_PROBLEM TO WORK ON:_ Give back the full material, exactly as it reads.

··········

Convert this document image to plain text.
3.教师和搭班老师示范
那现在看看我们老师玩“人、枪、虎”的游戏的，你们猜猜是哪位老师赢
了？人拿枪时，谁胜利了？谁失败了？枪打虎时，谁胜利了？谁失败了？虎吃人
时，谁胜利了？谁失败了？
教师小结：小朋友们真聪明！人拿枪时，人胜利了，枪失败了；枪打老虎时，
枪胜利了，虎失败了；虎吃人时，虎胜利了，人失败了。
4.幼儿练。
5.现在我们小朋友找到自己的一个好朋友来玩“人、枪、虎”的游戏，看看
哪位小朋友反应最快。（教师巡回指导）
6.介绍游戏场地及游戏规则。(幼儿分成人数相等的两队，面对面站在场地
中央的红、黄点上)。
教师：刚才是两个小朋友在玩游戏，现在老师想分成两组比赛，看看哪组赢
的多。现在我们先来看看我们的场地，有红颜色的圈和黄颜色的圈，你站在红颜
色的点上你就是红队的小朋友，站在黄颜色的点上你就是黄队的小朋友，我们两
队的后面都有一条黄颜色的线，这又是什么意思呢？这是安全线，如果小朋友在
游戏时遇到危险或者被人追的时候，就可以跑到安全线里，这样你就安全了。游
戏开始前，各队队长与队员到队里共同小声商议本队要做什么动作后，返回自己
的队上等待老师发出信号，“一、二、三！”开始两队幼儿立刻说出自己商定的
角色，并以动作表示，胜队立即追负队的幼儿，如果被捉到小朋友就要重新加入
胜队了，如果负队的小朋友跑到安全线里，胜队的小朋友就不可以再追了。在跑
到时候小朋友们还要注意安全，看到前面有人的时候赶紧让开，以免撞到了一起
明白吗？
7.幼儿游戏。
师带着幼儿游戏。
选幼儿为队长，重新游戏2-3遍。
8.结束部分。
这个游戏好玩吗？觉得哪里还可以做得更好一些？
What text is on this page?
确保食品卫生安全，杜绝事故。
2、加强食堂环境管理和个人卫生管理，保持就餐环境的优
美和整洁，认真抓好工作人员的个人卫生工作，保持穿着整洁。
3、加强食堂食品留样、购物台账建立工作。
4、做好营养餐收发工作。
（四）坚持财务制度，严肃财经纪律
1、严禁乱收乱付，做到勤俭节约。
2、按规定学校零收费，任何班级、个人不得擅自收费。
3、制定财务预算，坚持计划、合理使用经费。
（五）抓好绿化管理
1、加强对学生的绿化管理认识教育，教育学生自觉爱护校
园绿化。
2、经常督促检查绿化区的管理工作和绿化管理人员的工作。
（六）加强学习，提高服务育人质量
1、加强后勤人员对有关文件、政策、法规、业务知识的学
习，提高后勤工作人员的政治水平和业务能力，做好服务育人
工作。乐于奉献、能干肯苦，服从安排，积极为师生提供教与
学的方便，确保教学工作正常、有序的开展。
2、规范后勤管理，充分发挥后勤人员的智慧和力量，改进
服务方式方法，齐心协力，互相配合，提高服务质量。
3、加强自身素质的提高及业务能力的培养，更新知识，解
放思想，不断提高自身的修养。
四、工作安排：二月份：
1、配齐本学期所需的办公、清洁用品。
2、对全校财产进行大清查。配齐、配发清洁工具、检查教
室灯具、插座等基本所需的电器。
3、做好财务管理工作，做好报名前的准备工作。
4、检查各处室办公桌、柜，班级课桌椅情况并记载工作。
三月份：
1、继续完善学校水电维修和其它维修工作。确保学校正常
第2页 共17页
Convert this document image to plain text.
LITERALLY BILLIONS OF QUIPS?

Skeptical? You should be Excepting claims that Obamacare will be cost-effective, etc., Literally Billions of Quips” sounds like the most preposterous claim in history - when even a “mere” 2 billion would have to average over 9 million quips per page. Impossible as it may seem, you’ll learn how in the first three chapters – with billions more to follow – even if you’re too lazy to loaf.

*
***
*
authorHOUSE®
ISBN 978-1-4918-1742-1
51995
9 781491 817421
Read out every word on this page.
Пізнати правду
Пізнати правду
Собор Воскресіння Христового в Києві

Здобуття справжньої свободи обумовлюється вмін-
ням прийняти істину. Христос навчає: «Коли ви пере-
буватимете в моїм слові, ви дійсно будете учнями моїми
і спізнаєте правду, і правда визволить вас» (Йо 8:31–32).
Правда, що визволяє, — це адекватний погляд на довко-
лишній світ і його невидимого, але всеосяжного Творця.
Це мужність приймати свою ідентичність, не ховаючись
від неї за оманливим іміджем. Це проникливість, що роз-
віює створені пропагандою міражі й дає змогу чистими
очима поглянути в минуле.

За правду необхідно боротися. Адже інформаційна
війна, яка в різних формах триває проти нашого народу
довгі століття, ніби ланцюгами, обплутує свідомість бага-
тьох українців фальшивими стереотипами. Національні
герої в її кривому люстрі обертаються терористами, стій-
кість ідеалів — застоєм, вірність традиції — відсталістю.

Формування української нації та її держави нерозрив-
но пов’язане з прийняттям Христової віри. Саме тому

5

··········

_COMPLETE RESPONSE:_
Convert this document image to plain text.
3.教师和搭班老师示范
那现在看看我们老师玩“人、枪、虎”的游戏的，你们猜猜是哪位老师赢
了？人拿枪时，谁胜利了？谁失败了？枪打虎时，谁胜利了？谁失败了？虎吃人
时，谁胜利了？谁失败了？
教师小结：小朋友们真聪明！人拿枪时，人胜利了，枪失败了；枪打老虎时，
枪胜利了，虎失败了；虎吃人时，虎胜利了，人失败了。
4.幼儿练。
5.现在我们小朋友找到自己的一个好朋友来玩“人、枪、虎”的游戏，看看
哪位小朋友反应最快。（教师巡回指导）
6.介绍游戏场地及游戏规则。(幼儿分成人数相等的两队，面对面站在场地
中央的红、黄点上)。
教师：刚才是两个小朋友在玩游戏，现在老师想分成两组比赛，看看哪组赢
的多。现在我们先来看看我们的场地，有红颜色的圈和黄颜色的圈，你站在红颜
色的点上你就是红队的小朋友，站在黄颜色的点上你就是黄队的小朋友，我们两
队的后面都有一条黄颜色的线，这又是什么意思呢？这是安全线，如果小朋友在
游戏时遇到危险或者被人追的时候，就可以跑到安全线里，这样你就安全了。游
戏开始前，各队队长与队员到队里共同小声商议本队要做什么动作后，返回自己
的队上等待老师发出信号，“一、二、三！”开始两队幼儿立刻说出自己商定的
角色，并以动作表示，胜队立即追负队的幼儿，如果被捉到小朋友就要重新加入
胜队了，如果负队的小朋友跑到安全线里，胜队的小朋友就不可以再追了。在跑
到时候小朋友们还要注意安全，看到前面有人的时候赶紧让开，以免撞到了一起
明白吗？
7.幼儿游戏。
师带着幼儿游戏。
选幼儿为队长，重新游戏2-3遍。
8.结束部分。
这个游戏好玩吗？觉得哪里还可以做得更好一些？
What text is on this page?
确保食品卫生安全，杜绝事故。
2、加强食堂环境管理和个人卫生管理，保持就餐环境的优
美和整洁，认真抓好工作人员的个人卫生工作，保持穿着整洁。
3、加强食堂食品留样、购物台账建立工作。
4、做好营养餐收发工作。
（四）坚持财务制度，严肃财经纪律
1、严禁乱收乱付，做到勤俭节约。
2、按规定学校零收费，任何班级、个人不得擅自收费。
3、制定财务预算，坚持计划、合理使用经费。
（五）抓好绿化管理
1、加强对学生的绿化管理认识教育，教育学生自觉爱护校
园绿化。
2、经常督促检查绿化区的管理工作和绿化管理人员的工作。
（六）加强学习，提高服务育人质量
1、加强后勤人员对有关文件、政策、法规、业务知识的学
习，提高后勤工作人员的政治水平和业务能力，做好服务育人
工作。乐于奉献、能干肯苦，服从安排，积极为师生提供教与
学的方便，确保教学工作正常、有序的开展。
2、规范后勤管理，充分发挥后勤人员的智慧和力量，改进
服务方式方法，齐心协力，互相配合，提高服务质量。
3、加强自身素质的提高及业务能力的培养，更新知识，解
放思想，不断提高自身的修养。
四、工作安排：二月份：
1、配齐本学期所需的办公、清洁用品。
2、对全校财产进行大清查。配齐、配发清洁工具、检查教
室灯具、插座等基本所需的电器。
3、做好财务管理工作，做好报名前的准备工作。
4、检查各处室办公桌、柜，班级课桌椅情况并记载工作。
三月份：
1、继续完善学校水电维修和其它维修工作。确保学校正常
第2页 共17页
Convert this document image to plain text.
LITERALLY BILLIONS OF QUIPS?

Skeptical? You should be Excepting claims that Obamacare will be cost-effective, etc., Literally Billions of Quips” sounds like the most preposterous claim in history - when even a “mere” 2 billion would have to average over 9 million quips per page. Impossible as it may seem, you’ll learn how in the first three chapters – with billions more to follow – even if you’re too lazy to loaf.

*
***
*
authorHOUSE®
ISBN 978-1-4918-1742-1
51995
9 781491 817421
Read out every word on this page.
Пізнати правду
Пізнати правду
Собор Воскресіння Христового в Києві

Здобуття справжньої свободи обумовлюється вмін-
ням прийняти істину. Христос навчає: «Коли ви пере-
буватимете в моїм слові, ви дійсно будете учнями моїми
і спізнаєте правду, і правда визволить вас» (Йо 8:31–32).
Правда, що визволяє, — це адекватний погляд на довко-
лишній світ і його невидимого, але всеосяжного Творця.
Це мужність приймати свою ідентичність, не ховаючись
від неї за оманливим іміджем. Це проникливість, що роз-
віює створені пропагандою міражі й дає змогу чистими
очима поглянути в минуле.

За правду необхідно боротися. Адже інформаційна
війна, яка в різних формах триває проти нашого народу
довгі століття, ніби ланцюгами, обплутує свідомість бага-
тьох українців фальшивими стереотипами. Національні
герої в її кривому люстрі обертаються терористами, стій-
кість ідеалів — застоєм, вірність традиції — відсталістю.

Формування української нації та її держави нерозрив-
но пов’язане з прийняттям Христової віри. Саме тому

5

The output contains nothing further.